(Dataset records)

[START]

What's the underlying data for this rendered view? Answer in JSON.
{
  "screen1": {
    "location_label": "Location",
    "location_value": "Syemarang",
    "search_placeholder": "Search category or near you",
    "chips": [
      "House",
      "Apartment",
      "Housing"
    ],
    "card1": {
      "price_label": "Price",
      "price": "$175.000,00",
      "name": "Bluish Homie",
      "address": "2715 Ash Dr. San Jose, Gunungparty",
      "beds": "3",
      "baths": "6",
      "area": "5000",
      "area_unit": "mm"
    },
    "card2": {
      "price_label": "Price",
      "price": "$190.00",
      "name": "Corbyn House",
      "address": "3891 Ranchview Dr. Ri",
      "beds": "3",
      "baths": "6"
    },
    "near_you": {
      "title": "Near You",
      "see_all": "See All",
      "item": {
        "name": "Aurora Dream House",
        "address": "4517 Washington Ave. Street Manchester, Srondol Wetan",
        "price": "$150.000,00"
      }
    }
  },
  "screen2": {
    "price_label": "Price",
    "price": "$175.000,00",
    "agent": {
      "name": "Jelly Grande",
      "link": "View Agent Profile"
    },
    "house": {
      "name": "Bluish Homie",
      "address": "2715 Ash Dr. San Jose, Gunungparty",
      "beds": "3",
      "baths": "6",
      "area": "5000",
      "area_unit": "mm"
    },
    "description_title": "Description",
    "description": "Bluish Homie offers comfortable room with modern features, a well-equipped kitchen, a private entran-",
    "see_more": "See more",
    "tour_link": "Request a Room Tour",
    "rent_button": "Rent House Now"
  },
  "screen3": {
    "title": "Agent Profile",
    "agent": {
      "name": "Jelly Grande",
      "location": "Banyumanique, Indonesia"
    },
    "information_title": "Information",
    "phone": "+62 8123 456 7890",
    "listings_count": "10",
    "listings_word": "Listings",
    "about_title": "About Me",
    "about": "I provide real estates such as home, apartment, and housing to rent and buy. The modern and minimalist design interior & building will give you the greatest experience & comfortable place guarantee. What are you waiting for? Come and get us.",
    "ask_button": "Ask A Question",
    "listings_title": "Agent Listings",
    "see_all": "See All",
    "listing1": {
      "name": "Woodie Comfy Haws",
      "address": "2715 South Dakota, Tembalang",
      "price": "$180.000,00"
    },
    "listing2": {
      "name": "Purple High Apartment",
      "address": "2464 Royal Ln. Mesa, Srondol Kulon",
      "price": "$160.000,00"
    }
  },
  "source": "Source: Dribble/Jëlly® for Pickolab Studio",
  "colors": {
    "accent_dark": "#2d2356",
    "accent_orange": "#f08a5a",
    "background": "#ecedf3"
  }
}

[END]

◆ Task description
Extract the full listing above without altering anything.

◆ Output
What's the underlying data for this rendered view? Answer in JSON.
{
  "screen1": {
    "location_label": "Location",
    "location_value": "Syemarang",
    "search_placeholder": "Search category or near you",
    "chips": [
      "House",
      "Apartment",
      "Housing"
    ],
    "card1": {
      "price_label": "Price",
      "price": "$175.000,00",
      "name": "Bluish Homie",
      "address": "2715 Ash Dr. San Jose, Gunungparty",
      "beds": "3",
      "baths": "6",
      "area": "5000",
      "area_unit": "mm"
    },
    "card2": {
      "price_label": "Price",
      "price": "$190.00",
      "name": "Corbyn House",
      "address": "3891 Ranchview Dr. Ri",
      "beds": "3",
      "baths": "6"
    },
    "near_you": {
      "title": "Near You",
      "see_all": "See All",
      "item": {
        "name": "Aurora Dream House",
        "address": "4517 Washington Ave. Street Manchester, Srondol Wetan",
        "price": "$150.000,00"
      }
    }
  },
  "screen2": {
    "price_label": "Price",
    "price": "$175.000,00",
    "agent": {
      "name": "Jelly Grande",
      "link": "View Agent Profile"
    },
    "house": {
      "name": "Bluish Homie",
      "address": "2715 Ash Dr. San Jose, Gunungparty",
      "beds": "3",
      "baths": "6",
      "area": "5000",
      "area_unit": "mm"
    },
    "description_title": "Description",
    "description": "Bluish Homie offers comfortable room with modern features, a well-equipped kitchen, a private entran-",
    "see_more": "See more",
    "tour_link": "Request a Room Tour",
    "rent_button": "Rent House Now"
  },
  "screen3": {
    "title": "Agent Profile",
    "agent": {
      "name": "Jelly Grande",
      "location": "Banyumanique, Indonesia"
    },
    "information_title": "Information",
    "phone": "+62 8123 456 7890",
    "listings_count": "10",
    "listings_word": "Listings",
    "about_title": "About Me",
    "about": "I provide real estates such as home, apartment, and housing to rent and buy. The modern and minimalist design interior & building will give you the greatest experience & comfortable place guarantee. What are you waiting for? Come and get us.",
    "ask_button": "Ask A Question",
    "listings_title": "Agent Listings",
    "see_all": "See All",
    "listing1": {
      "name": "Woodie Comfy Haws",
      "address": "2715 South Dakota, Tembalang",
      "price": "$180.000,00"
    },
    "listing2": {
      "name": "Purple High Apartment",
      "address": "2464 Royal Ln. Mesa, Srondol Kulon",
      "price": "$160.000,00"
    }
  },
  "source": "Source: Dribble/Jëlly® for Pickolab Studio",
  "colors": {
    "accent_dark": "#2d2356",
    "accent_orange": "#f08a5a",
    "background": "#ecedf3"
  }
}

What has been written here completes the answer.